**To do:** Find and copy every line in the records that includes the string "text".

**Dataset excerpts:**

>> BEGIN

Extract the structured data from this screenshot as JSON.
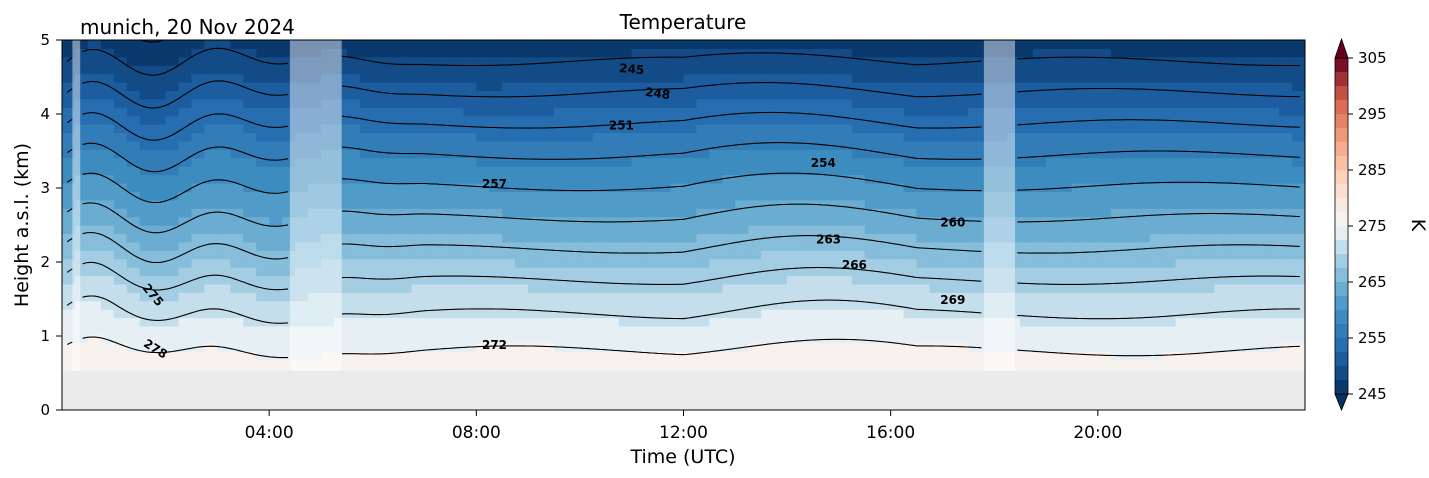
{
  "chart_data": {
    "type": "contour",
    "title": "Temperature",
    "location_date": "munich, 20 Nov 2024",
    "xlabel": "Time (UTC)",
    "ylabel": "Height a.s.l. (km)",
    "xlim_hours": [
      0,
      24
    ],
    "ylim_km": [
      0,
      5
    ],
    "x_ticks": [
      {
        "hour": 4,
        "label": "04:00"
      },
      {
        "hour": 8,
        "label": "08:00"
      },
      {
        "hour": 12,
        "label": "12:00"
      },
      {
        "hour": 16,
        "label": "16:00"
      },
      {
        "hour": 20,
        "label": "20:00"
      }
    ],
    "y_ticks": [
      {
        "km": 0,
        "label": "0"
      },
      {
        "km": 1,
        "label": "1"
      },
      {
        "km": 2,
        "label": "2"
      },
      {
        "km": 3,
        "label": "3"
      },
      {
        "km": 4,
        "label": "4"
      },
      {
        "km": 5,
        "label": "5"
      }
    ],
    "colorbar": {
      "label": "K",
      "vmin": 245,
      "vmax": 305,
      "step": 2.5,
      "extend": "both",
      "colormap": "RdBu_r",
      "ticks": [
        {
          "value": 245,
          "label": "245"
        },
        {
          "value": 255,
          "label": "255"
        },
        {
          "value": 265,
          "label": "265"
        },
        {
          "value": 275,
          "label": "275"
        },
        {
          "value": 285,
          "label": "285"
        },
        {
          "value": 295,
          "label": "295"
        },
        {
          "value": 305,
          "label": "305"
        }
      ]
    },
    "ground_level_km": 0.53,
    "contour_levels_K": [
      245,
      248,
      251,
      254,
      257,
      260,
      263,
      266,
      269,
      272,
      275,
      278
    ],
    "contour_labels": [
      {
        "text": "245",
        "hour": 11.0,
        "km": 4.6,
        "rotation": 5
      },
      {
        "text": "248",
        "hour": 11.5,
        "km": 4.27,
        "rotation": 8
      },
      {
        "text": "251",
        "hour": 10.8,
        "km": 3.84,
        "rotation": 0
      },
      {
        "text": "254",
        "hour": 14.7,
        "km": 3.33,
        "rotation": 0
      },
      {
        "text": "257",
        "hour": 8.35,
        "km": 3.05,
        "rotation": 0
      },
      {
        "text": "260",
        "hour": 17.2,
        "km": 2.53,
        "rotation": 0
      },
      {
        "text": "263",
        "hour": 14.8,
        "km": 2.3,
        "rotation": 0
      },
      {
        "text": "266",
        "hour": 15.3,
        "km": 1.95,
        "rotation": 0
      },
      {
        "text": "269",
        "hour": 17.2,
        "km": 1.48,
        "rotation": 0
      },
      {
        "text": "272",
        "hour": 8.35,
        "km": 0.87,
        "rotation": 0
      },
      {
        "text": "275",
        "hour": 1.75,
        "km": 1.55,
        "rotation": 50
      },
      {
        "text": "278",
        "hour": 1.8,
        "km": 0.82,
        "rotation": 32
      }
    ],
    "missing_data_periods_hours": [
      [
        0.2,
        0.35
      ],
      [
        4.4,
        5.4
      ],
      [
        17.8,
        18.4
      ]
    ],
    "colors": {
      "ground": "#ebebeb",
      "missing_overlay": "#ffffff",
      "contour_line": "#000000"
    }
  }
}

>> END

**Task output:**
        "text": "245",
        "text": "248",
        "text": "251",
        "text": "254",
        "text": "257",
        "text": "260",
        "text": "263",
        "text": "266",
        "text": "269",
        "text": "272",
        "text": "275",
        "text": "278",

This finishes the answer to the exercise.